Which lines in the rows below contain the word "importance"? Identify each one and copy it in full.

Start of EXERCISE MATERIALS

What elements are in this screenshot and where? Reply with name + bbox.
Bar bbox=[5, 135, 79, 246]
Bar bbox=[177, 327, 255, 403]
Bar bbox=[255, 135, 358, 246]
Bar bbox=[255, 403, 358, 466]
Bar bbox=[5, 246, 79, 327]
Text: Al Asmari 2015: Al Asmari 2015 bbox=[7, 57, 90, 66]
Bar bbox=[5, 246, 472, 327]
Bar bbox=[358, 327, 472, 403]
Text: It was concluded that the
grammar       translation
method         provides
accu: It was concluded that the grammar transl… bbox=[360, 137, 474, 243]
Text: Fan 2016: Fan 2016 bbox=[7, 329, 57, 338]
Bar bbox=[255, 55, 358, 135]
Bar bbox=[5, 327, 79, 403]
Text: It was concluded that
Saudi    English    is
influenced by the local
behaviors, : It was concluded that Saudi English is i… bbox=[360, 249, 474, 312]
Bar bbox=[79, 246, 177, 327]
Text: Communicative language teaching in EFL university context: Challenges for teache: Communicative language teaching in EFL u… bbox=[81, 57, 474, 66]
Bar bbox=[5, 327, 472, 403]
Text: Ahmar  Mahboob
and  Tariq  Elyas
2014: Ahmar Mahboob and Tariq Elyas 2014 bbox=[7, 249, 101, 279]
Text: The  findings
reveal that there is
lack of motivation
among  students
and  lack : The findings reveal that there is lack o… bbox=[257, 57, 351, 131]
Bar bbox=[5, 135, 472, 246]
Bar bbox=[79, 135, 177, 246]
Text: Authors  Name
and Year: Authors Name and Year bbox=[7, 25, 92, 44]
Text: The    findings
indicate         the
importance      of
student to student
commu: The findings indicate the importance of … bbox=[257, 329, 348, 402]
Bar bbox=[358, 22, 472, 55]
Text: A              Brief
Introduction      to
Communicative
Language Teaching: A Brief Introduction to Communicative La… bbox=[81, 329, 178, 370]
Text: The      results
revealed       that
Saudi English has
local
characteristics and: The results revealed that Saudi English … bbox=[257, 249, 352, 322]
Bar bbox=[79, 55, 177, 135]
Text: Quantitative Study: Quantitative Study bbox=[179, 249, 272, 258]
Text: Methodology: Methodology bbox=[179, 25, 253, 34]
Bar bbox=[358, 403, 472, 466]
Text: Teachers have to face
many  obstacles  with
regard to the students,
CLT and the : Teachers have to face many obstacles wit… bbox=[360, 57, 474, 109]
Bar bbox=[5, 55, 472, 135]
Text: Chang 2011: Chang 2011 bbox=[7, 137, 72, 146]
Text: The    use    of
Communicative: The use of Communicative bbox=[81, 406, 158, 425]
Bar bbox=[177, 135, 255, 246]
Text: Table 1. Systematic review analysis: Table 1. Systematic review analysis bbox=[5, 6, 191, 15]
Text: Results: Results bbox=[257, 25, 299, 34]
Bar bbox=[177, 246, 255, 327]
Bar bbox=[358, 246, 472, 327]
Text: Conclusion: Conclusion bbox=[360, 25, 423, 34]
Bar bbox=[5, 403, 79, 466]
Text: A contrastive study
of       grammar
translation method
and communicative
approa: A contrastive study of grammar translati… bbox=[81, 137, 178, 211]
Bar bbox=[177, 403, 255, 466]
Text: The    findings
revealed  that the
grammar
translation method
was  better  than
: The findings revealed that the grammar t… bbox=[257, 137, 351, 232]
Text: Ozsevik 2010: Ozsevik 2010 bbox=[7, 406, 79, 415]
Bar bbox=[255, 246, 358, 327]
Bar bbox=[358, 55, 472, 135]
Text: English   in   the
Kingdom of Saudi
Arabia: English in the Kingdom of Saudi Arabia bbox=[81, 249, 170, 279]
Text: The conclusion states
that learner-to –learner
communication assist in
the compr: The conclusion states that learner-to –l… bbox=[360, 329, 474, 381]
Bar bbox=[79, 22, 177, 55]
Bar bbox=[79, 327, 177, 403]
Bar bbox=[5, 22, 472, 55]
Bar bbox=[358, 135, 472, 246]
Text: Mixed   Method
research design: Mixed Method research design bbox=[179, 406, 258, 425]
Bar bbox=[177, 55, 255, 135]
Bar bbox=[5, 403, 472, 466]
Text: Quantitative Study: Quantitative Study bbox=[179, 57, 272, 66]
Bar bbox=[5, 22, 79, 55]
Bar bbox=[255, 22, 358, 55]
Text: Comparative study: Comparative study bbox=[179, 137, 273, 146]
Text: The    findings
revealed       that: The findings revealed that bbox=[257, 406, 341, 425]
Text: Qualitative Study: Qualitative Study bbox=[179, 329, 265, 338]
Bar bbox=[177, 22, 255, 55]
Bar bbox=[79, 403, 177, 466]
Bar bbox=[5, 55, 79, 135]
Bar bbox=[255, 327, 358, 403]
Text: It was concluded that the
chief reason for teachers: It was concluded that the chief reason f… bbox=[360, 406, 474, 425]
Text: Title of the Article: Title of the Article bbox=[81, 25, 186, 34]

End of EXERCISE MATERIALS

# [CORRECT OUTPUT]
importance      of
commu: The findings indicate the importance of … bbox=[257, 329, 348, 402]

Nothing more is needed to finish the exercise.